## EXERCISE DESCRIPTION
Copy out each line below that has the word "this" in it.

Items from a dataset
• • • • •

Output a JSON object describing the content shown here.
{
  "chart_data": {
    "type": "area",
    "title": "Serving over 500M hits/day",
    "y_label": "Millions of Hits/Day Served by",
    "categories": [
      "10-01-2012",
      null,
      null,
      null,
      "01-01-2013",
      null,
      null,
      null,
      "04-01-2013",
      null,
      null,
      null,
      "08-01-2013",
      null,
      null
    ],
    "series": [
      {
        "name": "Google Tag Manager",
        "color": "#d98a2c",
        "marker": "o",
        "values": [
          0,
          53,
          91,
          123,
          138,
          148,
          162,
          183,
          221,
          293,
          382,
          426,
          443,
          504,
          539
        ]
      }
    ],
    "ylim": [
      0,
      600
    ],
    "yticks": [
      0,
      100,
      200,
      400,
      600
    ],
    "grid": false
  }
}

• • • • •

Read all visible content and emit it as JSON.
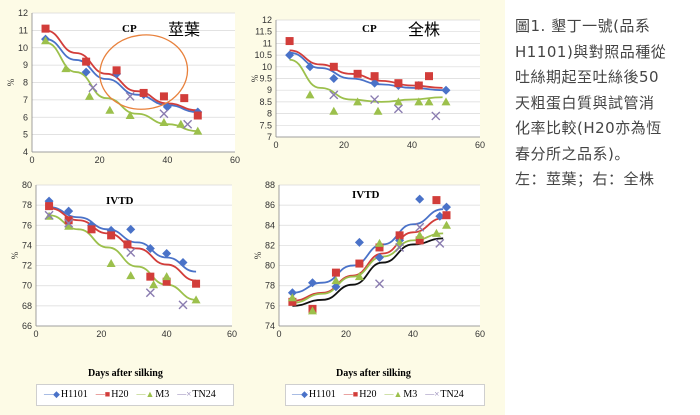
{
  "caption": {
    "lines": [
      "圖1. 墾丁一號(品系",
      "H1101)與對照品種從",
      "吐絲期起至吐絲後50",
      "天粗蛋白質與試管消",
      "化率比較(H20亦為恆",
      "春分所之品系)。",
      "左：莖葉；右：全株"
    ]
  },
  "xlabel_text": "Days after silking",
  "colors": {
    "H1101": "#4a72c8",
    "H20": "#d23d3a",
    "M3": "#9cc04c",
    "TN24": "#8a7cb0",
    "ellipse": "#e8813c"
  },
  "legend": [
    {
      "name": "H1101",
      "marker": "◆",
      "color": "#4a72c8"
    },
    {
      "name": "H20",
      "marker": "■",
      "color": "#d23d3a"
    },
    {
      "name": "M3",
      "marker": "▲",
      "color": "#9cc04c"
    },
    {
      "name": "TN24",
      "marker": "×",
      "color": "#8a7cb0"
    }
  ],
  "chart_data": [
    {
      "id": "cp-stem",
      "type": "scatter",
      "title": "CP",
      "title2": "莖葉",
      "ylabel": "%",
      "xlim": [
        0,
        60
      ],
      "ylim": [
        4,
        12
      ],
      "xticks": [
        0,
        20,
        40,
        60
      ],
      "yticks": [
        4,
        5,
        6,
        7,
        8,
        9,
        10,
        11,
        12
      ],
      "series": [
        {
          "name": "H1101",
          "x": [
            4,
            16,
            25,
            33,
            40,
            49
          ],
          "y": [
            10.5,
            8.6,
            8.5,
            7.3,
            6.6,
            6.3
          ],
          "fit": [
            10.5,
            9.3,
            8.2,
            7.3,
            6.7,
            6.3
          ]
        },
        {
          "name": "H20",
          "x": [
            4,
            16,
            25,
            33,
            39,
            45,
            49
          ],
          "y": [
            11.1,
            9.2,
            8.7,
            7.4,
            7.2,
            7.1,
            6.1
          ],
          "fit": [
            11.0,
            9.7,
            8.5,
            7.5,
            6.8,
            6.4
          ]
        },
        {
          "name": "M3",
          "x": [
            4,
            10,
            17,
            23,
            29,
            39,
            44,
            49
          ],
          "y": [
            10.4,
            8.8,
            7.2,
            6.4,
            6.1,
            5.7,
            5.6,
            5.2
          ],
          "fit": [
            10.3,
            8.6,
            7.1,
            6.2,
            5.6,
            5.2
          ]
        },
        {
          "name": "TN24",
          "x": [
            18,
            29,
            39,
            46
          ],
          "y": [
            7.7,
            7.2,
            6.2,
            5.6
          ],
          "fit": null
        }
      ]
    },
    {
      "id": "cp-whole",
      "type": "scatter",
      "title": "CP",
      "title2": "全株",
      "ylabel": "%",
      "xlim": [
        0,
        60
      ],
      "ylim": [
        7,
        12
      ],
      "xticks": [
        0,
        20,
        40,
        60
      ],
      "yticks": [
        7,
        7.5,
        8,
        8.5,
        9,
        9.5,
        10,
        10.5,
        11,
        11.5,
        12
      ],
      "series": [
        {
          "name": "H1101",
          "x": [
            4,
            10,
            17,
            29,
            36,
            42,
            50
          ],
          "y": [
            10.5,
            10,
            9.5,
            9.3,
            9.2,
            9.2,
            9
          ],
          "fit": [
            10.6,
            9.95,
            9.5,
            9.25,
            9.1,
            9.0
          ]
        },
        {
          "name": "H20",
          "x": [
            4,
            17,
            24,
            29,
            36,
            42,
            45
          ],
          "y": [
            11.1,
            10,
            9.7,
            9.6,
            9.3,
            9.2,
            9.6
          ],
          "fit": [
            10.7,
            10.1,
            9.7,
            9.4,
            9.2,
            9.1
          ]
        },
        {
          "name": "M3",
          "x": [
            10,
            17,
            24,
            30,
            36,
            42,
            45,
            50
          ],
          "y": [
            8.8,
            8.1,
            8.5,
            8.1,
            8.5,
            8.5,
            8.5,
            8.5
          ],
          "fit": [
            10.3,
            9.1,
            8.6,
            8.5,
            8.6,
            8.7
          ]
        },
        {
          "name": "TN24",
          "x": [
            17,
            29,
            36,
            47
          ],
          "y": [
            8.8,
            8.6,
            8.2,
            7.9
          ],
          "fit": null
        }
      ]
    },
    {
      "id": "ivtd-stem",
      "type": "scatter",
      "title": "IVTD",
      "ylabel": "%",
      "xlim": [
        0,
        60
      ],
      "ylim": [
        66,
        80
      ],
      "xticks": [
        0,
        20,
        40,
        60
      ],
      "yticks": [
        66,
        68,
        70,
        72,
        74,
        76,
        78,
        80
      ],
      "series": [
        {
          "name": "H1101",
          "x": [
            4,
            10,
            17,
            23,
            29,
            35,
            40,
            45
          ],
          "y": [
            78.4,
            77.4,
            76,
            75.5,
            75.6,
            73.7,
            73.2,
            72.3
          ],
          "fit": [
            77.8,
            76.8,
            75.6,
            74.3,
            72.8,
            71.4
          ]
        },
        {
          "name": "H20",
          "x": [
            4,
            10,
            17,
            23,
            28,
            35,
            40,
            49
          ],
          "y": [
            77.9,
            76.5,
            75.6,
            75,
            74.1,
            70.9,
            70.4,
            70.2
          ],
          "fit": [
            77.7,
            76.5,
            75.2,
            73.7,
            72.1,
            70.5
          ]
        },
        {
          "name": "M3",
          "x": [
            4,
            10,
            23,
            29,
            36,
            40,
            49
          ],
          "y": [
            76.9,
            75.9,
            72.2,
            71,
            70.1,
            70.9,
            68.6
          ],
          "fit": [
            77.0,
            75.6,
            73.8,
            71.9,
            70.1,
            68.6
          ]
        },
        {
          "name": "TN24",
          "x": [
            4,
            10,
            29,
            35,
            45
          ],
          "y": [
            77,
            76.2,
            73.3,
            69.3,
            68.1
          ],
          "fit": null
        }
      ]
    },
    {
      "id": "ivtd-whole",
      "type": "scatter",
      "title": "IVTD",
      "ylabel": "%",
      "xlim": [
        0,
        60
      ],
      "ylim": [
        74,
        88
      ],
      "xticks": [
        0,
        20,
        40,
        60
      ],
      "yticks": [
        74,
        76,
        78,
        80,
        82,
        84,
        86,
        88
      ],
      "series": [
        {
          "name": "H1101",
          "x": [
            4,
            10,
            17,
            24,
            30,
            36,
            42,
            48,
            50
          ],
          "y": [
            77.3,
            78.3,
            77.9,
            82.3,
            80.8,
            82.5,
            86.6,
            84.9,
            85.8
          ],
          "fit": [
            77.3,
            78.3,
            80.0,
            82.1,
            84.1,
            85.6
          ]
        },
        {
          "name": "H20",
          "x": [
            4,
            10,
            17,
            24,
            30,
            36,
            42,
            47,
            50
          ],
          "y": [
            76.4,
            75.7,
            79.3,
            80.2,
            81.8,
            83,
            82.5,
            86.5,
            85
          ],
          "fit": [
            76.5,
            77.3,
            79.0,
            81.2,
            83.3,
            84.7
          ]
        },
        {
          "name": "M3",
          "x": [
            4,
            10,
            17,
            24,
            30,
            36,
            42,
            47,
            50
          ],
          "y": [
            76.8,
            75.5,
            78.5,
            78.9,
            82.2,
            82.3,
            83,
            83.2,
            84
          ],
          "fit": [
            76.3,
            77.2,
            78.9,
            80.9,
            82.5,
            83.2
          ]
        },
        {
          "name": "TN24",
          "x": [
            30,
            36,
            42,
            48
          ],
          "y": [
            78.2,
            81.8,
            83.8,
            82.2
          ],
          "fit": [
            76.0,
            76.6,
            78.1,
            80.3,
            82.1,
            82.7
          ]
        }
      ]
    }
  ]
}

• • • • •

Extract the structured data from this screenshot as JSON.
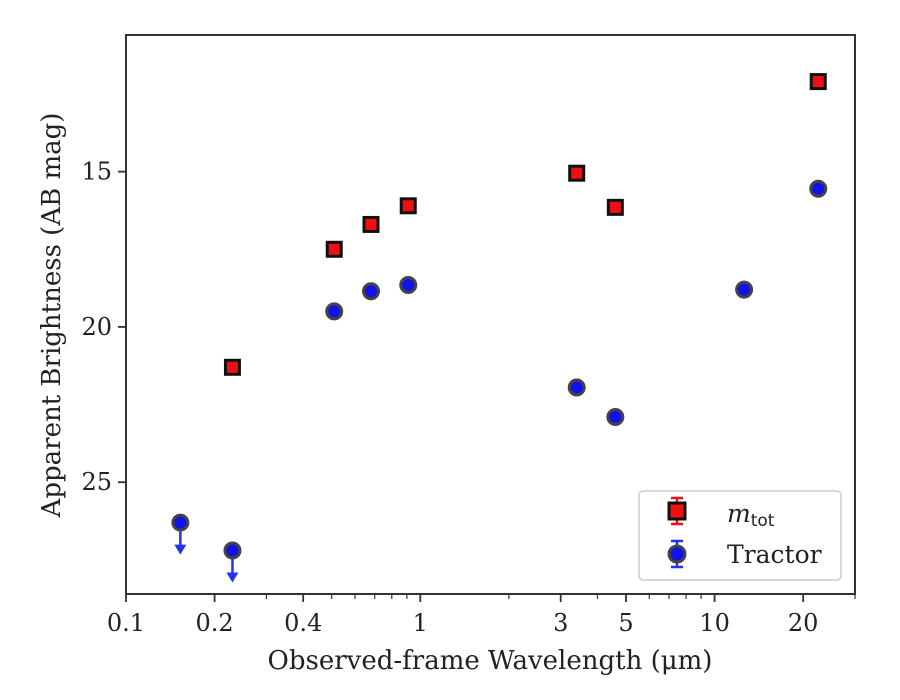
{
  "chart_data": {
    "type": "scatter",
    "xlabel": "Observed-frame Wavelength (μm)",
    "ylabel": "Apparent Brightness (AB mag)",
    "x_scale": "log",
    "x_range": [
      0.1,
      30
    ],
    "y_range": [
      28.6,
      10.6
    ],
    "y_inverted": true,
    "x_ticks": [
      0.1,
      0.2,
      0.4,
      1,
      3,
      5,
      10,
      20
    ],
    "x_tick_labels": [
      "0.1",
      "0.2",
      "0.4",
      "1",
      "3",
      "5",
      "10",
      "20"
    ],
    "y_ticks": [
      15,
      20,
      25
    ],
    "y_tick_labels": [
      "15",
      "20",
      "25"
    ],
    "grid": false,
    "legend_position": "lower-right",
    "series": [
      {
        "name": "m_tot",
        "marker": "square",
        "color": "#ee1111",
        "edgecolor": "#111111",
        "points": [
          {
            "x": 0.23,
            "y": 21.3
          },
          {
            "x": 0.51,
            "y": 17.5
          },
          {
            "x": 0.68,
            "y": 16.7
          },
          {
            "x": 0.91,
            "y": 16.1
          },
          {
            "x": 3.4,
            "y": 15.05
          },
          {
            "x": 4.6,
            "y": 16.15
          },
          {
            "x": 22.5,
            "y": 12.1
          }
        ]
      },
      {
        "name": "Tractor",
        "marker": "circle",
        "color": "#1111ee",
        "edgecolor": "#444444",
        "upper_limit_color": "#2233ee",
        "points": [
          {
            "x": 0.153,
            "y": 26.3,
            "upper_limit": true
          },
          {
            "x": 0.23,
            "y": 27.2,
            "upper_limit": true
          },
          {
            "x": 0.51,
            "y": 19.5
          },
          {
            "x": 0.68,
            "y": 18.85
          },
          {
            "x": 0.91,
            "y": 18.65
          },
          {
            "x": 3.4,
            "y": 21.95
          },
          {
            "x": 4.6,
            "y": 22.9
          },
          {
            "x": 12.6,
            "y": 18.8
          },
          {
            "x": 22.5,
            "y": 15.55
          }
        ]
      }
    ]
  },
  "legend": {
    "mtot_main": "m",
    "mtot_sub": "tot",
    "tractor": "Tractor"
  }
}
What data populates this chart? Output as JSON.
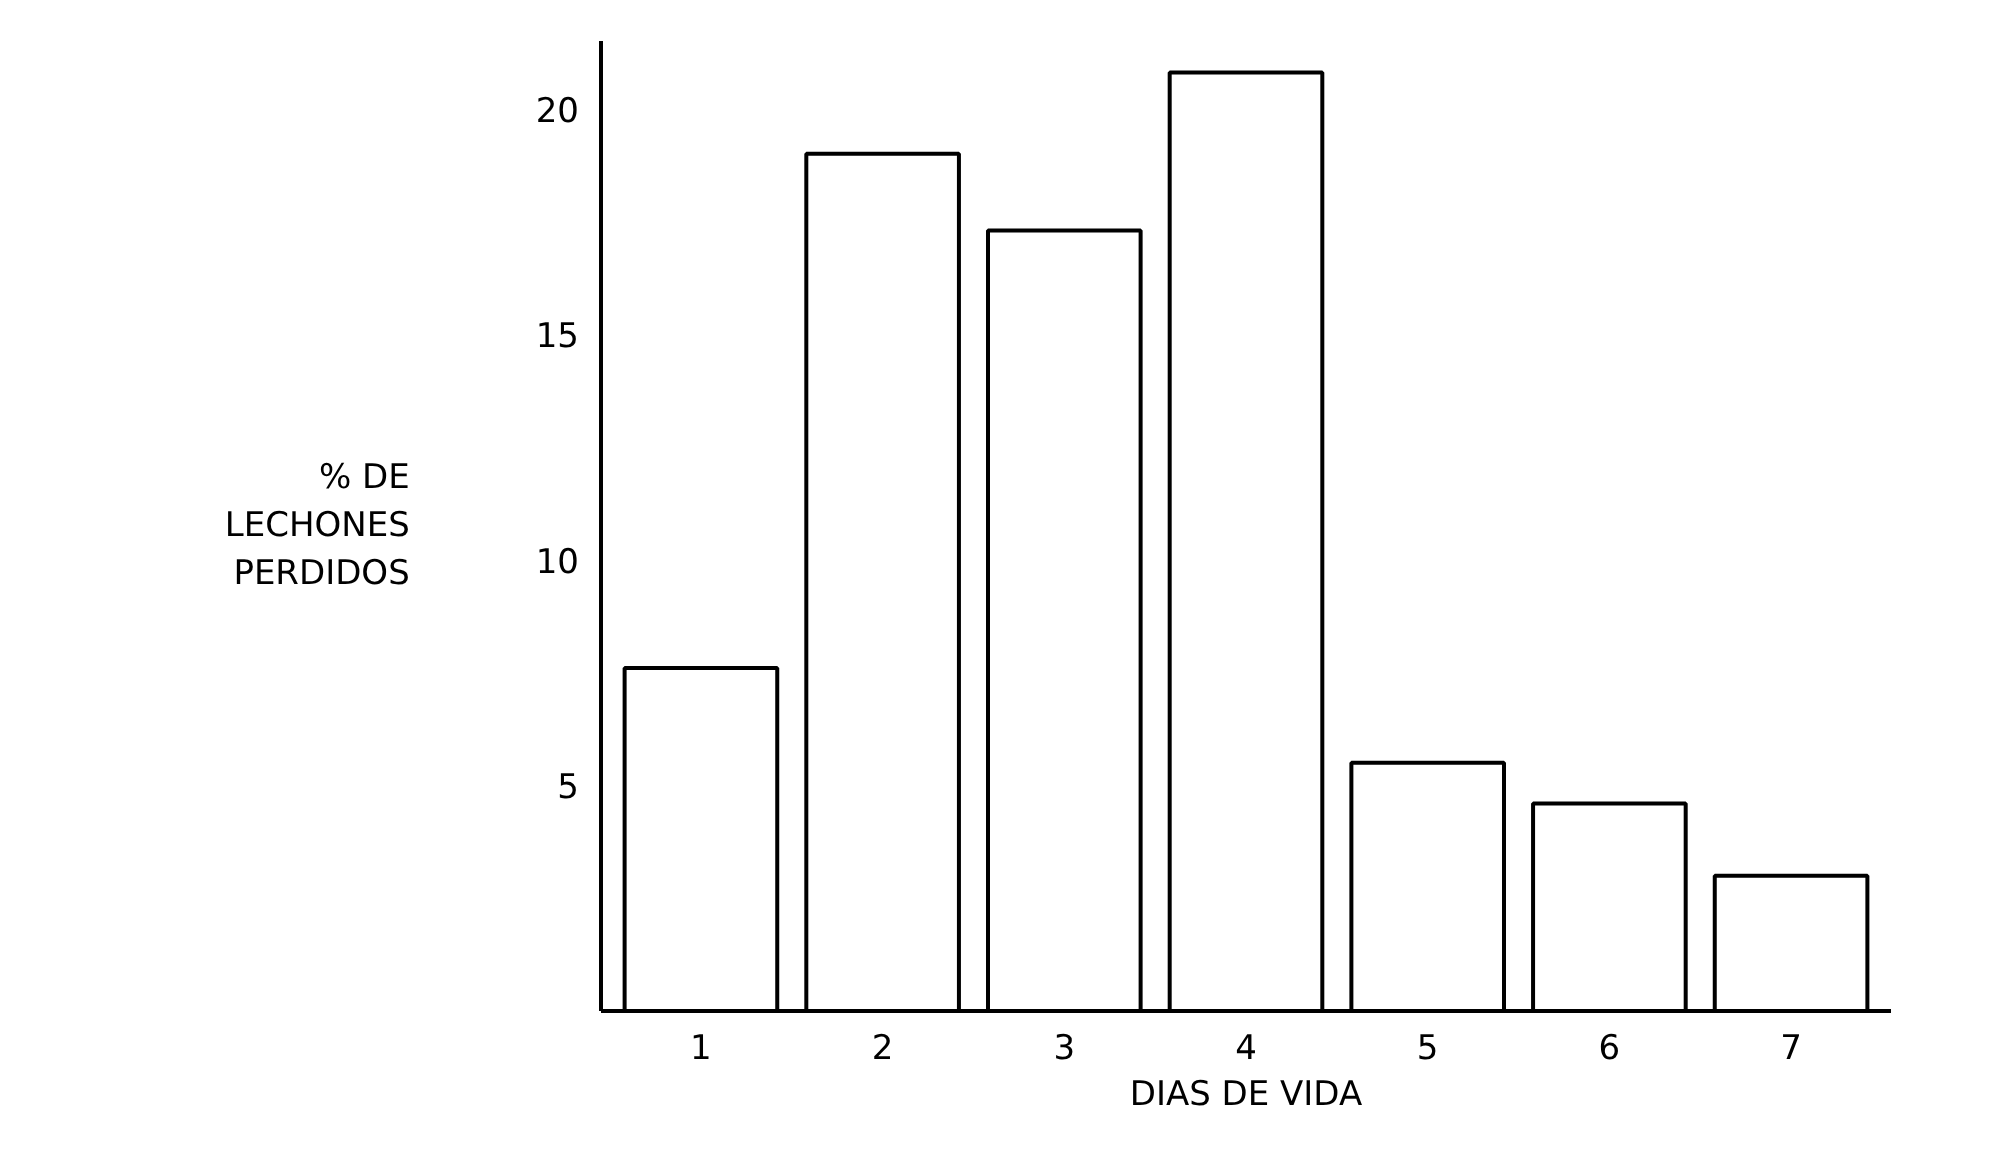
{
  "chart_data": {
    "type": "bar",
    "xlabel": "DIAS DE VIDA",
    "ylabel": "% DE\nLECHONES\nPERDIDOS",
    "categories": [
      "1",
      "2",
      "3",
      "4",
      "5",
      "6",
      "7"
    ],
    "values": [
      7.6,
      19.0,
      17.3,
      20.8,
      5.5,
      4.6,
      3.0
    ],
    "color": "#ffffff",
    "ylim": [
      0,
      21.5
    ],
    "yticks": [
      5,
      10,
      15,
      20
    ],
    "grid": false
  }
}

• • • • •

## EXERCISE RESULT
Extract the structured data from this screenshot as JSON.
What data populates this chart? Output as JSON.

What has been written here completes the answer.